▸ DIRECTIVE
Extract the full listing below without altering a single character.
── STORED ROWS ──
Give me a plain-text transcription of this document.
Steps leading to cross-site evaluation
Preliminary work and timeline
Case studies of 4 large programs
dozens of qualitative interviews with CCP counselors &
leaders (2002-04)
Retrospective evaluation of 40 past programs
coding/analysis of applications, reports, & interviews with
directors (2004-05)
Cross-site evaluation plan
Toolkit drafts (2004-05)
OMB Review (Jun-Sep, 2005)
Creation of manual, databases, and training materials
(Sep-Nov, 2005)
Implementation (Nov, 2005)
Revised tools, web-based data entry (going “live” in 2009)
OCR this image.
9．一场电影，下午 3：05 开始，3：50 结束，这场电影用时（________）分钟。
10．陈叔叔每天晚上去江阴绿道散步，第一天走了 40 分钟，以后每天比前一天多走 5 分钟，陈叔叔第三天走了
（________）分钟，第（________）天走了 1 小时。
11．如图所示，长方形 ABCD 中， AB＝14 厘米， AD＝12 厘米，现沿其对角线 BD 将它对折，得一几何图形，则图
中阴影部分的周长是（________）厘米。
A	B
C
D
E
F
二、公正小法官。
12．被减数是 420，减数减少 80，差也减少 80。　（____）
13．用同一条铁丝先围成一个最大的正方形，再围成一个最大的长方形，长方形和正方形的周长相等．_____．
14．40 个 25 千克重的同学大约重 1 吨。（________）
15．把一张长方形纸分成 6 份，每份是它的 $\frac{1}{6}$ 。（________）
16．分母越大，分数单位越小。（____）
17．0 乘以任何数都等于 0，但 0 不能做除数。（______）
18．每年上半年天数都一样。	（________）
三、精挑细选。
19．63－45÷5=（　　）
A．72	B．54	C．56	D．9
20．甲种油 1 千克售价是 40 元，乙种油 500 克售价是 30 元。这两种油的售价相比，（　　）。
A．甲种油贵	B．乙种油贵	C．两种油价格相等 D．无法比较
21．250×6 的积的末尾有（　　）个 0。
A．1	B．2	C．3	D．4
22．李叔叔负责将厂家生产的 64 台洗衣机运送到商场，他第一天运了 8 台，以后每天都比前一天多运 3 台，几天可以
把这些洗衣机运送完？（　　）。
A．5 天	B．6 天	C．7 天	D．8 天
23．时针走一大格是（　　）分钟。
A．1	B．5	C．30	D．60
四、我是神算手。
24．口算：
───
▸ EXERCISE ANSWER
Give me a plain-text transcription of this document.
Steps leading to cross-site evaluation
Preliminary work and timeline
Case studies of 4 large programs
dozens of qualitative interviews with CCP counselors &
leaders (2002-04)
Retrospective evaluation of 40 past programs
coding/analysis of applications, reports, & interviews with
directors (2004-05)
Cross-site evaluation plan
Toolkit drafts (2004-05)
OMB Review (Jun-Sep, 2005)
Creation of manual, databases, and training materials
(Sep-Nov, 2005)
Implementation (Nov, 2005)
Revised tools, web-based data entry (going “live” in 2009)
OCR this image.
9．一场电影，下午 3：05 开始，3：50 结束，这场电影用时（________）分钟。
10．陈叔叔每天晚上去江阴绿道散步，第一天走了 40 分钟，以后每天比前一天多走 5 分钟，陈叔叔第三天走了
（________）分钟，第（________）天走了 1 小时。
11．如图所示，长方形 ABCD 中， AB＝14 厘米， AD＝12 厘米，现沿其对角线 BD 将它对折，得一几何图形，则图
中阴影部分的周长是（________）厘米。
A	B
C
D
E
F
二、公正小法官。
12．被减数是 420，减数减少 80，差也减少 80。　（____）
13．用同一条铁丝先围成一个最大的正方形，再围成一个最大的长方形，长方形和正方形的周长相等．_____．
14．40 个 25 千克重的同学大约重 1 吨。（________）
15．把一张长方形纸分成 6 份，每份是它的 $\frac{1}{6}$ 。（________）
16．分母越大，分数单位越小。（____）
17．0 乘以任何数都等于 0，但 0 不能做除数。（______）
18．每年上半年天数都一样。	（________）
三、精挑细选。
19．63－45÷5=（　　）
A．72	B．54	C．56	D．9
20．甲种油 1 千克售价是 40 元，乙种油 500 克售价是 30 元。这两种油的售价相比，（　　）。
A．甲种油贵	B．乙种油贵	C．两种油价格相等 D．无法比较
21．250×6 的积的末尾有（　　）个 0。
A．1	B．2	C．3	D．4
22．李叔叔负责将厂家生产的 64 台洗衣机运送到商场，他第一天运了 8 台，以后每天都比前一天多运 3 台，几天可以
把这些洗衣机运送完？（　　）。
A．5 天	B．6 天	C．7 天	D．8 天
23．时针走一大格是（　　）分钟。
A．1	B．5	C．30	D．60
四、我是神算手。
24．口算：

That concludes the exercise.